-- Start --
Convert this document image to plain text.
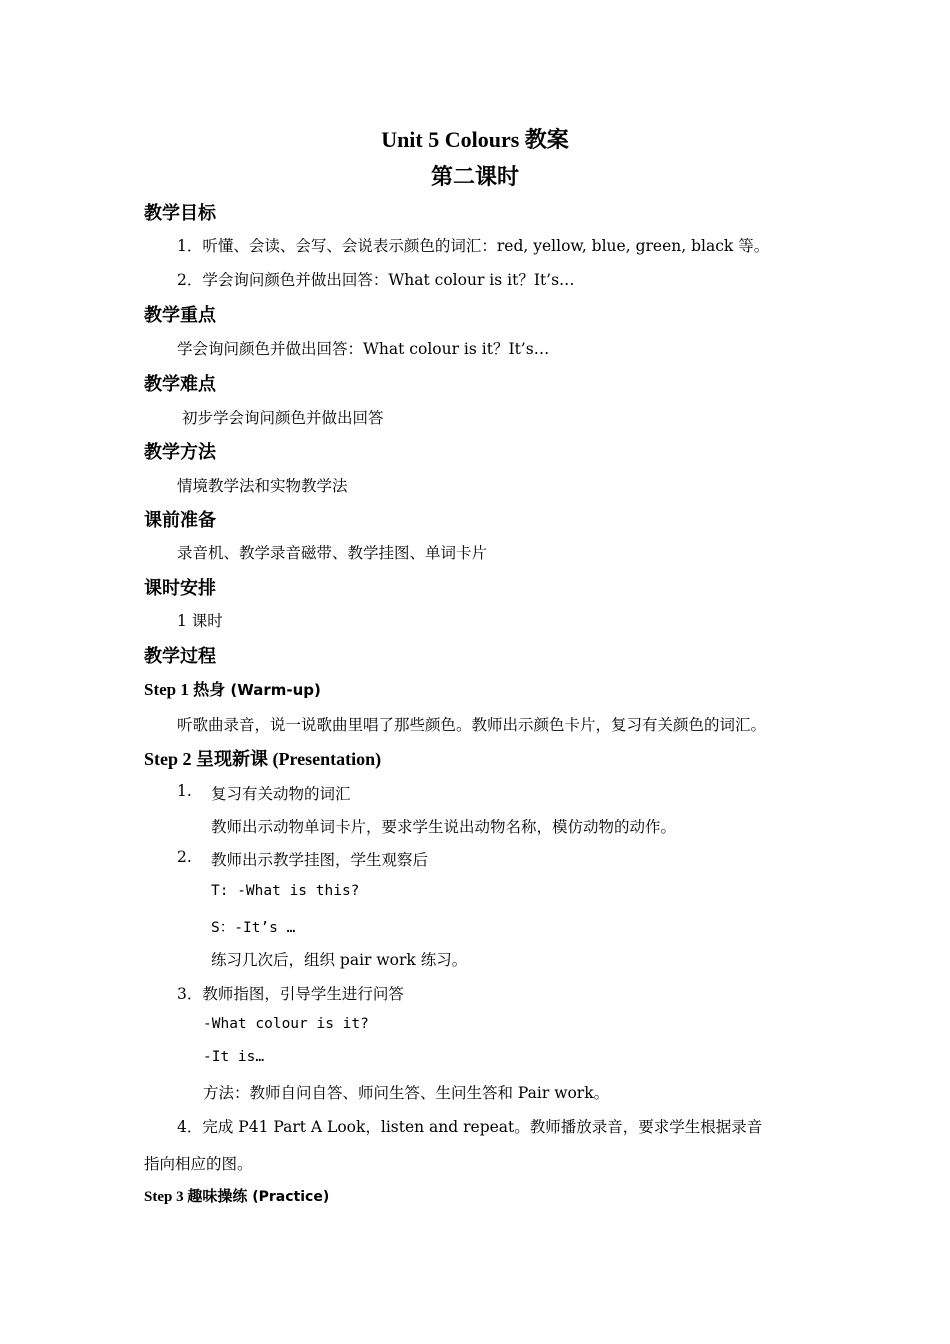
Unit 5 Colours 教案
第二课时
教学目标
1．听懂、会读、会写、会说表示颜色的词汇：red, yellow, blue, green, black 等。
2．学会询问颜色并做出回答：What colour is it？It’s…
教学重点
学会询问颜色并做出回答：What colour is it？It’s…
教学难点
初步学会询问颜色并做出回答
教学方法
情境教学法和实物教学法
课前准备
录音机、教学录音磁带、教学挂图、单词卡片
课时安排
1 课时
教学过程
Step 1 热身 (Warm-up)
听歌曲录音，说一说歌曲里唱了那些颜色。教师出示颜色卡片，复习有关颜色的词汇。
Step 2 呈现新课 (Presentation)
1. 复习有关动物的词汇
教师出示动物单词卡片，要求学生说出动物名称，模仿动物的动作。
2. 教师出示教学挂图，学生观察后
T: -What is this?
S：-It’s …
练习几次后，组织 pair work 练习。
3．教师指图，引导学生进行问答
-What colour is it?
-It is…
方法：教师自问自答、师问生答、生问生答和 Pair work。
4．完成 P41 Part A Look，listen and repeat。教师播放录音，要求学生根据录音
指向相应的图。
Step 3 趣味操练 (Practice)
-- End --
### To be done
Reproduce each line word for word and drop the pictures.

### Task response
Convert this document image to plain text.
Unit 5 Colours 教案
第二课时
教学目标
1．听懂、会读、会写、会说表示颜色的词汇：red, yellow, blue, green, black 等。
2．学会询问颜色并做出回答：What colour is it？It’s…
教学重点
学会询问颜色并做出回答：What colour is it？It’s…
教学难点
初步学会询问颜色并做出回答
教学方法
情境教学法和实物教学法
课前准备
录音机、教学录音磁带、教学挂图、单词卡片
课时安排
1 课时
教学过程
Step 1 热身 (Warm-up)
听歌曲录音，说一说歌曲里唱了那些颜色。教师出示颜色卡片，复习有关颜色的词汇。
Step 2 呈现新课 (Presentation)
1. 复习有关动物的词汇
教师出示动物单词卡片，要求学生说出动物名称，模仿动物的动作。
2. 教师出示教学挂图，学生观察后
T: -What is this?
S：-It’s …
练习几次后，组织 pair work 练习。
3．教师指图，引导学生进行问答
-What colour is it?
-It is…
方法：教师自问自答、师问生答、生问生答和 Pair work。
4．完成 P41 Part A Look，listen and repeat。教师播放录音，要求学生根据录音
指向相应的图。
Step 3 趣味操练 (Practice)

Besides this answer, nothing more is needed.